* begin Rows *

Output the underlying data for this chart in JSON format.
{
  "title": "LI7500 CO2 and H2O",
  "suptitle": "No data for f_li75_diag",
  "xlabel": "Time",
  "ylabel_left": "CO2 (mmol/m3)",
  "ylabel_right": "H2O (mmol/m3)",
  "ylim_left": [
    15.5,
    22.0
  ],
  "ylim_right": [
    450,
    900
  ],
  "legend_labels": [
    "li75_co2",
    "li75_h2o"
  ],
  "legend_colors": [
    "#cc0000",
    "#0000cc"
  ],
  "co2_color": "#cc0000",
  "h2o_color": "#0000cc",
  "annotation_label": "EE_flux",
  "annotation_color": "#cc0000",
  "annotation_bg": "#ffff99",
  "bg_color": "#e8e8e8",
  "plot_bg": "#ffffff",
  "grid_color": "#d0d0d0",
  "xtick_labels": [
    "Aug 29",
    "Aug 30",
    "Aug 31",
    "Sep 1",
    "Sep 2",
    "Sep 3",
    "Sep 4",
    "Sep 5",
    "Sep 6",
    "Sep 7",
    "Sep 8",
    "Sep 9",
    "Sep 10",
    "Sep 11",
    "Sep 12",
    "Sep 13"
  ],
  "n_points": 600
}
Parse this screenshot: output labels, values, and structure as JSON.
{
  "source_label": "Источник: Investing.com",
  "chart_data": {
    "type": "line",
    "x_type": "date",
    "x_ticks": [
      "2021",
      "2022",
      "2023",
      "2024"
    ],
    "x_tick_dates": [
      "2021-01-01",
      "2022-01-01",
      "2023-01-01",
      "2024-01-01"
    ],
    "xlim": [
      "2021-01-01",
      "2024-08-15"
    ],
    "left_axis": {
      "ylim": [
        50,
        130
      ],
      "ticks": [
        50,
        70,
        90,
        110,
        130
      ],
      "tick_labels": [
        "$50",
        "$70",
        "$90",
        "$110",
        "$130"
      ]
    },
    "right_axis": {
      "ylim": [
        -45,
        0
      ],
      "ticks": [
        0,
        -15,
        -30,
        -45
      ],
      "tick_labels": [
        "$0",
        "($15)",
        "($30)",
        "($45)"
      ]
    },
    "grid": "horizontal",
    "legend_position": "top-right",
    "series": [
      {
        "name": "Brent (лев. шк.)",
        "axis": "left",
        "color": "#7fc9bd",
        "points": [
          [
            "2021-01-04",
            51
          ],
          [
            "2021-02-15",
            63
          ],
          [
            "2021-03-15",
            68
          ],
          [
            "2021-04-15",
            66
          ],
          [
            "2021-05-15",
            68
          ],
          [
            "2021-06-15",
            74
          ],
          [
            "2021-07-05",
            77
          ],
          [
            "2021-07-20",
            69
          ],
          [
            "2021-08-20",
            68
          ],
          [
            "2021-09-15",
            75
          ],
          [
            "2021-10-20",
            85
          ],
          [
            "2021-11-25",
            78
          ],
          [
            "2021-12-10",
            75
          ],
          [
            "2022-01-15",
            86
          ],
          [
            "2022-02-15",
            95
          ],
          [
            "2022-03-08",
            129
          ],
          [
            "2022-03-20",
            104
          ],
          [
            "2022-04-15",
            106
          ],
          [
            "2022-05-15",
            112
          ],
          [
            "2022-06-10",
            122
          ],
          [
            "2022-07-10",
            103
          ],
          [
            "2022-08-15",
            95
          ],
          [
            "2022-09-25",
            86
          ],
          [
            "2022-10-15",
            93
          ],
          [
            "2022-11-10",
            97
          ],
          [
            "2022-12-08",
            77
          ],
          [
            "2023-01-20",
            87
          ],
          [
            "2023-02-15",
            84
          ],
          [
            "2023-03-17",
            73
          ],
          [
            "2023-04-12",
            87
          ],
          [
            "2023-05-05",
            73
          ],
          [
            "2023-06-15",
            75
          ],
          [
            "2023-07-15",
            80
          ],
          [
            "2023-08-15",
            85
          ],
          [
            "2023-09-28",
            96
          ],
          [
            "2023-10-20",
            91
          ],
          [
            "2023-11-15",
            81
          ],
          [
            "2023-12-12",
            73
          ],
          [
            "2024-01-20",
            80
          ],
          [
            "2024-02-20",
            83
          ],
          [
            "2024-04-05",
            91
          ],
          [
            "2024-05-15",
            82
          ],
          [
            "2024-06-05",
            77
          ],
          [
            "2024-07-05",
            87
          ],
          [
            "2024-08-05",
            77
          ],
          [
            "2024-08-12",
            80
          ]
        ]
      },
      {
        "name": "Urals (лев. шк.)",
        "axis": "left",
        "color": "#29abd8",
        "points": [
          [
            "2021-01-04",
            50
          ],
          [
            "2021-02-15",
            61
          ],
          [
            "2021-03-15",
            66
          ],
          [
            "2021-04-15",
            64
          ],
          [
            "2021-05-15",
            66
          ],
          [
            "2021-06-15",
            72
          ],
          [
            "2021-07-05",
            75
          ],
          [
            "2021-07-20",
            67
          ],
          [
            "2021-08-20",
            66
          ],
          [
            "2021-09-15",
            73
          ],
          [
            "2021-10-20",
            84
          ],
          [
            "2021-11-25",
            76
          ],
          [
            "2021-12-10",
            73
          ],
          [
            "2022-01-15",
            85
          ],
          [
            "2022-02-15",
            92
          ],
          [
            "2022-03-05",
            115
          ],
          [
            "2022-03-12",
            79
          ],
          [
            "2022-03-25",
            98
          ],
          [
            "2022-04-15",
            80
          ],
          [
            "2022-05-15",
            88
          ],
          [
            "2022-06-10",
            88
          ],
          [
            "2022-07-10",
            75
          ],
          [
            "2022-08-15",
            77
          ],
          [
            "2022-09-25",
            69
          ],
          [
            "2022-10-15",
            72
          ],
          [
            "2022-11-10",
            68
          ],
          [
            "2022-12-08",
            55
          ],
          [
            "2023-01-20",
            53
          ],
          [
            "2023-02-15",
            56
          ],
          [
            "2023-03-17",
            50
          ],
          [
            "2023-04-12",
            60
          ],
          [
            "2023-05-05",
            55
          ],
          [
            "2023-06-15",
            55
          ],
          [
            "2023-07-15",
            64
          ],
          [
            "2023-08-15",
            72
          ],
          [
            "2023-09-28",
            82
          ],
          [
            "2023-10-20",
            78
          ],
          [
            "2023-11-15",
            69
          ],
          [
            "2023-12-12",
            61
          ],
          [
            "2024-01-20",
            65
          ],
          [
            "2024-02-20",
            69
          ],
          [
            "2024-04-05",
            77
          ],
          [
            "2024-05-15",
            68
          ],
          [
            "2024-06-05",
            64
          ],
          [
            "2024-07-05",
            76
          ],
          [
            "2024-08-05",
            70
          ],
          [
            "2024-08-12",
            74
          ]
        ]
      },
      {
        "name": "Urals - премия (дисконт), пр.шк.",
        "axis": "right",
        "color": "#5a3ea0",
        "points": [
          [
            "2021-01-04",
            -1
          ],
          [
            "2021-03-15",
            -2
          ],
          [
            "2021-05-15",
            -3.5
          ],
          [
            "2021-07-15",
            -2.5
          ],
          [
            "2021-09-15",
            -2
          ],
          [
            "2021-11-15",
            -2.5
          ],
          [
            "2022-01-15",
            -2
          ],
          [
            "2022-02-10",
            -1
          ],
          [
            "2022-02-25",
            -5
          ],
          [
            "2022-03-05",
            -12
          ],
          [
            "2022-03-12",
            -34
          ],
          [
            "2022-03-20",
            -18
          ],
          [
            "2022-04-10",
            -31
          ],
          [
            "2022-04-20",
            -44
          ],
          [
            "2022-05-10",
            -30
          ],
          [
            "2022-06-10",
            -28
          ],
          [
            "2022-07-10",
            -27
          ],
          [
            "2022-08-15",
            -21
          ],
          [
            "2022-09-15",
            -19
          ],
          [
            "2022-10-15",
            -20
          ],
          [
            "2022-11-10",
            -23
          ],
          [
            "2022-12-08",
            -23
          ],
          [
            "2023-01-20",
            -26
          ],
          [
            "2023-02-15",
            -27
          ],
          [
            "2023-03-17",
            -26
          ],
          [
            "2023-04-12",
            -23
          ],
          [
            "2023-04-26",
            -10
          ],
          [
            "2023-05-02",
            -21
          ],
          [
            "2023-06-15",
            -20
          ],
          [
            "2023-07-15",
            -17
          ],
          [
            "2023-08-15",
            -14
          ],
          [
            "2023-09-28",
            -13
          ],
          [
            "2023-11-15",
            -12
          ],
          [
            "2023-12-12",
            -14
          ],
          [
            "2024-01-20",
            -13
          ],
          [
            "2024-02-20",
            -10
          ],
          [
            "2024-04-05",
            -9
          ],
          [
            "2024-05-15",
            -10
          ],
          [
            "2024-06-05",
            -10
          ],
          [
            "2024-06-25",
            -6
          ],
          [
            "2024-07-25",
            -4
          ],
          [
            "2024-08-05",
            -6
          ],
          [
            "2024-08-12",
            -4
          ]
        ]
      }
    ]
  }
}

* end Rows *

What needs to be done:
Extract each line holding the word "JSON" from the records.

Written answer:
Output the underlying data for this chart in JSON format.
Parse this screenshot: output labels, values, and structure as JSON.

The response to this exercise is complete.